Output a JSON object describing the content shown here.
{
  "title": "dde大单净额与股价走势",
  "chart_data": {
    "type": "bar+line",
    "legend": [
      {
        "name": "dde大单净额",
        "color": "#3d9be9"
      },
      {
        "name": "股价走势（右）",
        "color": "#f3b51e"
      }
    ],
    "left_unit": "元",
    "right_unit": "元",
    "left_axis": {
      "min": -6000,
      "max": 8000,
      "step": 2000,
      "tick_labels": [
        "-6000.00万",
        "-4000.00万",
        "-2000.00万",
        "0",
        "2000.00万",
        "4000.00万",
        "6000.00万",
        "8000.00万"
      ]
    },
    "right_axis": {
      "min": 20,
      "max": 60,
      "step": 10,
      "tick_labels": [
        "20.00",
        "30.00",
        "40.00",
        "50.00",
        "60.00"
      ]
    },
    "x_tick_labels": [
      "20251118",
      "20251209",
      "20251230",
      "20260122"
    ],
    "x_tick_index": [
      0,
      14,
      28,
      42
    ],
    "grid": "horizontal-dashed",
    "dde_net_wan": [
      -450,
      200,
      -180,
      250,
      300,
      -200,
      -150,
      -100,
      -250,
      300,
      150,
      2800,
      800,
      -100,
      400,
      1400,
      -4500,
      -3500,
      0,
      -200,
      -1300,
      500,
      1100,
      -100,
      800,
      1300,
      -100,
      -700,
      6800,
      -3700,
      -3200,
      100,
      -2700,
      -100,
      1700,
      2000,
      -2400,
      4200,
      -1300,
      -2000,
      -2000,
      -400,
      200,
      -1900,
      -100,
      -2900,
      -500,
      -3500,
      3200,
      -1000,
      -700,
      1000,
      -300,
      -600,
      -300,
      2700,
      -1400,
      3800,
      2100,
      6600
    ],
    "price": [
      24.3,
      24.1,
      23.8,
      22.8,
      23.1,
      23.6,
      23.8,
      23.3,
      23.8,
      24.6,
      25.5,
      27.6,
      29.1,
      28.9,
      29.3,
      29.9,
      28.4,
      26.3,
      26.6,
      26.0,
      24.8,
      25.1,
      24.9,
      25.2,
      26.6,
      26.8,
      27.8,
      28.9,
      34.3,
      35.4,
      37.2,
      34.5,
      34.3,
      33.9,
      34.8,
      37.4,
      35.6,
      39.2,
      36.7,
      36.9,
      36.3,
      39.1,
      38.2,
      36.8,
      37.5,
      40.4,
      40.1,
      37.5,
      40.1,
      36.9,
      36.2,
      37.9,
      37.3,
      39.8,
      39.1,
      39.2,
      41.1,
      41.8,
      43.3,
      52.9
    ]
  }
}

▸ Task to carry out
Retype every entry word for word.

▸ Result of this exercise
Output a JSON object describing the content shown here.
{
  "title": "dde大单净额与股价走势",
  "chart_data": {
    "type": "bar+line",
    "legend": [
      {
        "name": "dde大单净额",
        "color": "#3d9be9"
      },
      {
        "name": "股价走势（右）",
        "color": "#f3b51e"
      }
    ],
    "left_unit": "元",
    "right_unit": "元",
    "left_axis": {
      "min": -6000,
      "max": 8000,
      "step": 2000,
      "tick_labels": [
        "-6000.00万",
        "-4000.00万",
        "-2000.00万",
        "0",
        "2000.00万",
        "4000.00万",
        "6000.00万",
        "8000.00万"
      ]
    },
    "right_axis": {
      "min": 20,
      "max": 60,
      "step": 10,
      "tick_labels": [
        "20.00",
        "30.00",
        "40.00",
        "50.00",
        "60.00"
      ]
    },
    "x_tick_labels": [
      "20251118",
      "20251209",
      "20251230",
      "20260122"
    ],
    "x_tick_index": [
      0,
      14,
      28,
      42
    ],
    "grid": "horizontal-dashed",
    "dde_net_wan": [
      -450,
      200,
      -180,
      250,
      300,
      -200,
      -150,
      -100,
      -250,
      300,
      150,
      2800,
      800,
      -100,
      400,
      1400,
      -4500,
      -3500,
      0,
      -200,
      -1300,
      500,
      1100,
      -100,
      800,
      1300,
      -100,
      -700,
      6800,
      -3700,
      -3200,
      100,
      -2700,
      -100,
      1700,
      2000,
      -2400,
      4200,
      -1300,
      -2000,
      -2000,
      -400,
      200,
      -1900,
      -100,
      -2900,
      -500,
      -3500,
      3200,
      -1000,
      -700,
      1000,
      -300,
      -600,
      -300,
      2700,
      -1400,
      3800,
      2100,
      6600
    ],
    "price": [
      24.3,
      24.1,
      23.8,
      22.8,
      23.1,
      23.6,
      23.8,
      23.3,
      23.8,
      24.6,
      25.5,
      27.6,
      29.1,
      28.9,
      29.3,
      29.9,
      28.4,
      26.3,
      26.6,
      26.0,
      24.8,
      25.1,
      24.9,
      25.2,
      26.6,
      26.8,
      27.8,
      28.9,
      34.3,
      35.4,
      37.2,
      34.5,
      34.3,
      33.9,
      34.8,
      37.4,
      35.6,
      39.2,
      36.7,
      36.9,
      36.3,
      39.1,
      38.2,
      36.8,
      37.5,
      40.4,
      40.1,
      37.5,
      40.1,
      36.9,
      36.2,
      37.9,
      37.3,
      39.8,
      39.1,
      39.2,
      41.1,
      41.8,
      43.3,
      52.9
    ]
  }
}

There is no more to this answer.